Written instruction => Quote every line of the material beneath this one.

Excerpted records =>
☆ ☆ ☆ ☆ ☆

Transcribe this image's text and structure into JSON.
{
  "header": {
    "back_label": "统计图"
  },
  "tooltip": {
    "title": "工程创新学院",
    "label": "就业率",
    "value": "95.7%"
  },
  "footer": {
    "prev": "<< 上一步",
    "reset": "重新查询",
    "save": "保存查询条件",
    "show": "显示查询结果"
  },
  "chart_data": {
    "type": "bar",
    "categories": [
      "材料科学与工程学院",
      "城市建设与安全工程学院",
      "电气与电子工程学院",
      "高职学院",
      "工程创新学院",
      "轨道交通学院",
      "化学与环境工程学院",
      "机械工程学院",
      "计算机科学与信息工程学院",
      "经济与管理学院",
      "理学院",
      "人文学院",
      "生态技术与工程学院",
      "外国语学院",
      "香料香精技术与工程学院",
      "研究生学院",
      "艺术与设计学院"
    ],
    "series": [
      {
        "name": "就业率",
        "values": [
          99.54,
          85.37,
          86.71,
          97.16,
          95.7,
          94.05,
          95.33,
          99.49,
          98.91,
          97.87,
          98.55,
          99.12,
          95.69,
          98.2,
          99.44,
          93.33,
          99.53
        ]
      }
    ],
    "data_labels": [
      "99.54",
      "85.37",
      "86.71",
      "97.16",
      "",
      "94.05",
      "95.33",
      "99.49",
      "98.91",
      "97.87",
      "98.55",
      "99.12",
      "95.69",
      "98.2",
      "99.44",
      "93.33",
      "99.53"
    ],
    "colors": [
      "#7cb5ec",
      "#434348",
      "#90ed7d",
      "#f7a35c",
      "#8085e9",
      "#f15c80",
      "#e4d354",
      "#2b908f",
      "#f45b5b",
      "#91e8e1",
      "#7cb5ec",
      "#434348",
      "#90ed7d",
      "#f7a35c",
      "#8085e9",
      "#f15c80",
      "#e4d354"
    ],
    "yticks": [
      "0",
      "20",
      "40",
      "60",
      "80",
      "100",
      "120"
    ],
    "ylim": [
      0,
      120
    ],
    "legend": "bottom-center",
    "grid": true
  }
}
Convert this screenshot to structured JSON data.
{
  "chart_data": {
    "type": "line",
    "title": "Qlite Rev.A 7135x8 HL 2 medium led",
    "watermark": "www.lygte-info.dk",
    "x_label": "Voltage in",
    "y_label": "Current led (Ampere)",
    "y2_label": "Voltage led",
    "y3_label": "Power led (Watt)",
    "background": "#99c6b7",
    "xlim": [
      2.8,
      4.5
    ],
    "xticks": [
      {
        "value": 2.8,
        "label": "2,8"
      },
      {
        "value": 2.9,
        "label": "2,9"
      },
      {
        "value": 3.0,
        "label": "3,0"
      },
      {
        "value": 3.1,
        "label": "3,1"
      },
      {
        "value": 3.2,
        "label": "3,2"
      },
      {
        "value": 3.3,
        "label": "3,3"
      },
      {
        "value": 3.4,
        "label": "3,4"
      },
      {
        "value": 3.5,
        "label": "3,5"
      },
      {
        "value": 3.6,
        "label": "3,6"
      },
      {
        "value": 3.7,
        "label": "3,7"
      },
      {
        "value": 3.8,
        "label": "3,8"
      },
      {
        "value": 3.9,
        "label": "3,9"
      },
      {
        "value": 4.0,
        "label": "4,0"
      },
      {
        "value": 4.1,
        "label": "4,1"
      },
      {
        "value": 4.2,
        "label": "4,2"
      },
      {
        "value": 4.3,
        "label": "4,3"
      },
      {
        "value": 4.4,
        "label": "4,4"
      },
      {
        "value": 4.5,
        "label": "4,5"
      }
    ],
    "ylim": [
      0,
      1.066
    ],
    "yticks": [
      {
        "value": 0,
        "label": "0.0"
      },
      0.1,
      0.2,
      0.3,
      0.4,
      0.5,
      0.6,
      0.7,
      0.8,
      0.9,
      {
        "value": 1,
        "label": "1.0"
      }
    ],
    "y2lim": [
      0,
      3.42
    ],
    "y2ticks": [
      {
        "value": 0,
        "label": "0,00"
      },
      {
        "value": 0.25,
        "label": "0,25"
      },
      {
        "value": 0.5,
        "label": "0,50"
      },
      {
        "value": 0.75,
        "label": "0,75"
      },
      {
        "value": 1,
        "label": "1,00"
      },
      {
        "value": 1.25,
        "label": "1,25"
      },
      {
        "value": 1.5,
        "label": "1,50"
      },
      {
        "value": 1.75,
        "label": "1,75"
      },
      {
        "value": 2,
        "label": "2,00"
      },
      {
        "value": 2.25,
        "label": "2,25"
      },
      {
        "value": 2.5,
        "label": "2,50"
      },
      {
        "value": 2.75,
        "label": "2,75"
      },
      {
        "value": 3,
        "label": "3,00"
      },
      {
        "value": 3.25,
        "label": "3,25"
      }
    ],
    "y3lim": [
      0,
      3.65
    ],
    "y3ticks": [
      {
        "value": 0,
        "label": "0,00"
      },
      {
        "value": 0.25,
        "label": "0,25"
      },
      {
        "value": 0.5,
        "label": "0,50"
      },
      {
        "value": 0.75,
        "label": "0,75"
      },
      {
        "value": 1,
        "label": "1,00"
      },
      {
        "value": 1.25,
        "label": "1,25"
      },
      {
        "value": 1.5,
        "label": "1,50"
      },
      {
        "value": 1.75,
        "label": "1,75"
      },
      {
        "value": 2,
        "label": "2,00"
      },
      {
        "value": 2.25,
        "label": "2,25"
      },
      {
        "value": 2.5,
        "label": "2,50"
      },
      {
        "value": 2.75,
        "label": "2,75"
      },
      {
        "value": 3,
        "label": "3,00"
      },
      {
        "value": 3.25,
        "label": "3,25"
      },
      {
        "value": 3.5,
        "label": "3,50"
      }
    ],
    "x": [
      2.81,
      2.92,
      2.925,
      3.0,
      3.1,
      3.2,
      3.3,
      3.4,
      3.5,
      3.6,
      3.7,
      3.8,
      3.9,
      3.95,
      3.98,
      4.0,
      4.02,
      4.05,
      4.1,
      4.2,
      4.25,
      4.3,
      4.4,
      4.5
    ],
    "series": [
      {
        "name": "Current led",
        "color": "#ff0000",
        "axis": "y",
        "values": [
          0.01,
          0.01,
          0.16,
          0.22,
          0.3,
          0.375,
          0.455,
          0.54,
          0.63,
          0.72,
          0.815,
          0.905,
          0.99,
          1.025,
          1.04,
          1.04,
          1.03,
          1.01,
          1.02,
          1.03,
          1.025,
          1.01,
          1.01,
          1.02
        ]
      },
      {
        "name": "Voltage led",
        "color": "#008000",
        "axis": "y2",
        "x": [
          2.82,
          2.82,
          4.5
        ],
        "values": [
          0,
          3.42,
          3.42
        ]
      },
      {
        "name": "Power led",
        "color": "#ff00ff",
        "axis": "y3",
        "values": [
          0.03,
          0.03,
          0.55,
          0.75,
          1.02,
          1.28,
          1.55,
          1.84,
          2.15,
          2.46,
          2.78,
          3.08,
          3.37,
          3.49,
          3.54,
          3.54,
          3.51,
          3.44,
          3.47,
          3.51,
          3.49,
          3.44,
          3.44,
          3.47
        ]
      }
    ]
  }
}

☆ ☆ ☆ ☆ ☆

Right answer =>
Transcribe this image's text and structure into JSON.
{
  "header": {
    "back_label": "统计图"
  },
  "tooltip": {
    "title": "工程创新学院",
    "label": "就业率",
    "value": "95.7%"
  },
  "footer": {
    "prev": "<< 上一步",
    "reset": "重新查询",
    "save": "保存查询条件",
    "show": "显示查询结果"
  },
  "chart_data": {
    "type": "bar",
    "categories": [
      "材料科学与工程学院",
      "城市建设与安全工程学院",
      "电气与电子工程学院",
      "高职学院",
      "工程创新学院",
      "轨道交通学院",
      "化学与环境工程学院",
      "机械工程学院",
      "计算机科学与信息工程学院",
      "经济与管理学院",
      "理学院",
      "人文学院",
      "生态技术与工程学院",
      "外国语学院",
      "香料香精技术与工程学院",
      "研究生学院",
      "艺术与设计学院"
    ],
    "series": [
      {
        "name": "就业率",
        "values": [
          99.54,
          85.37,
          86.71,
          97.16,
          95.7,
          94.05,
          95.33,
          99.49,
          98.91,
          97.87,
          98.55,
          99.12,
          95.69,
          98.2,
          99.44,
          93.33,
          99.53
        ]
      }
    ],
    "data_labels": [
      "99.54",
      "85.37",
      "86.71",
      "97.16",
      "",
      "94.05",
      "95.33",
      "99.49",
      "98.91",
      "97.87",
      "98.55",
      "99.12",
      "95.69",
      "98.2",
      "99.44",
      "93.33",
      "99.53"
    ],
    "colors": [
      "#7cb5ec",
      "#434348",
      "#90ed7d",
      "#f7a35c",
      "#8085e9",
      "#f15c80",
      "#e4d354",
      "#2b908f",
      "#f45b5b",
      "#91e8e1",
      "#7cb5ec",
      "#434348",
      "#90ed7d",
      "#f7a35c",
      "#8085e9",
      "#f15c80",
      "#e4d354"
    ],
    "yticks": [
      "0",
      "20",
      "40",
      "60",
      "80",
      "100",
      "120"
    ],
    "ylim": [
      0,
      120
    ],
    "legend": "bottom-center",
    "grid": true
  }
}
Convert this screenshot to structured JSON data.
{
  "chart_data": {
    "type": "line",
    "title": "Qlite Rev.A 7135x8 HL 2 medium led",
    "watermark": "www.lygte-info.dk",
    "x_label": "Voltage in",
    "y_label": "Current led (Ampere)",
    "y2_label": "Voltage led",
    "y3_label": "Power led (Watt)",
    "background": "#99c6b7",
    "xlim": [
      2.8,
      4.5
    ],
    "xticks": [
      {
        "value": 2.8,
        "label": "2,8"
      },
      {
        "value": 2.9,
        "label": "2,9"
      },
      {
        "value": 3.0,
        "label": "3,0"
      },
      {
        "value": 3.1,
        "label": "3,1"
      },
      {
        "value": 3.2,
        "label": "3,2"
      },
      {
        "value": 3.3,
        "label": "3,3"
      },
      {
        "value": 3.4,
        "label": "3,4"
      },
      {
        "value": 3.5,
        "label": "3,5"
      },
      {
        "value": 3.6,
        "label": "3,6"
      },
      {
        "value": 3.7,
        "label": "3,7"
      },
      {
        "value": 3.8,
        "label": "3,8"
      },
      {
        "value": 3.9,
        "label": "3,9"
      },
      {
        "value": 4.0,
        "label": "4,0"
      },
      {
        "value": 4.1,
        "label": "4,1"
      },
      {
        "value": 4.2,
        "label": "4,2"
      },
      {
        "value": 4.3,
        "label": "4,3"
      },
      {
        "value": 4.4,
        "label": "4,4"
      },
      {
        "value": 4.5,
        "label": "4,5"
      }
    ],
    "ylim": [
      0,
      1.066
    ],
    "yticks": [
      {
        "value": 0,
        "label": "0.0"
      },
      0.1,
      0.2,
      0.3,
      0.4,
      0.5,
      0.6,
      0.7,
      0.8,
      0.9,
      {
        "value": 1,
        "label": "1.0"
      }
    ],
    "y2lim": [
      0,
      3.42
    ],
    "y2ticks": [
      {
        "value": 0,
        "label": "0,00"
      },
      {
        "value": 0.25,
        "label": "0,25"
      },
      {
        "value": 0.5,
        "label": "0,50"
      },
      {
        "value": 0.75,
        "label": "0,75"
      },
      {
        "value": 1,
        "label": "1,00"
      },
      {
        "value": 1.25,
        "label": "1,25"
      },
      {
        "value": 1.5,
        "label": "1,50"
      },
      {
        "value": 1.75,
        "label": "1,75"
      },
      {
        "value": 2,
        "label": "2,00"
      },
      {
        "value": 2.25,
        "label": "2,25"
      },
      {
        "value": 2.5,
        "label": "2,50"
      },
      {
        "value": 2.75,
        "label": "2,75"
      },
      {
        "value": 3,
        "label": "3,00"
      },
      {
        "value": 3.25,
        "label": "3,25"
      }
    ],
    "y3lim": [
      0,
      3.65
    ],
    "y3ticks": [
      {
        "value": 0,
        "label": "0,00"
      },
      {
        "value": 0.25,
        "label": "0,25"
      },
      {
        "value": 0.5,
        "label": "0,50"
      },
      {
        "value": 0.75,
        "label": "0,75"
      },
      {
        "value": 1,
        "label": "1,00"
      },
      {
        "value": 1.25,
        "label": "1,25"
      },
      {
        "value": 1.5,
        "label": "1,50"
      },
      {
        "value": 1.75,
        "label": "1,75"
      },
      {
        "value": 2,
        "label": "2,00"
      },
      {
        "value": 2.25,
        "label": "2,25"
      },
      {
        "value": 2.5,
        "label": "2,50"
      },
      {
        "value": 2.75,
        "label": "2,75"
      },
      {
        "value": 3,
        "label": "3,00"
      },
      {
        "value": 3.25,
        "label": "3,25"
      },
      {
        "value": 3.5,
        "label": "3,50"
      }
    ],
    "x": [
      2.81,
      2.92,
      2.925,
      3.0,
      3.1,
      3.2,
      3.3,
      3.4,
      3.5,
      3.6,
      3.7,
      3.8,
      3.9,
      3.95,
      3.98,
      4.0,
      4.02,
      4.05,
      4.1,
      4.2,
      4.25,
      4.3,
      4.4,
      4.5
    ],
    "series": [
      {
        "name": "Current led",
        "color": "#ff0000",
        "axis": "y",
        "values": [
          0.01,
          0.01,
          0.16,
          0.22,
          0.3,
          0.375,
          0.455,
          0.54,
          0.63,
          0.72,
          0.815,
          0.905,
          0.99,
          1.025,
          1.04,
          1.04,
          1.03,
          1.01,
          1.02,
          1.03,
          1.025,
          1.01,
          1.01,
          1.02
        ]
      },
      {
        "name": "Voltage led",
        "color": "#008000",
        "axis": "y2",
        "x": [
          2.82,
          2.82,
          4.5
        ],
        "values": [
          0,
          3.42,
          3.42
        ]
      },
      {
        "name": "Power led",
        "color": "#ff00ff",
        "axis": "y3",
        "values": [
          0.03,
          0.03,
          0.55,
          0.75,
          1.02,
          1.28,
          1.55,
          1.84,
          2.15,
          2.46,
          2.78,
          3.08,
          3.37,
          3.49,
          3.54,
          3.54,
          3.51,
          3.44,
          3.47,
          3.51,
          3.49,
          3.44,
          3.44,
          3.47
        ]
      }
    ]
  }
}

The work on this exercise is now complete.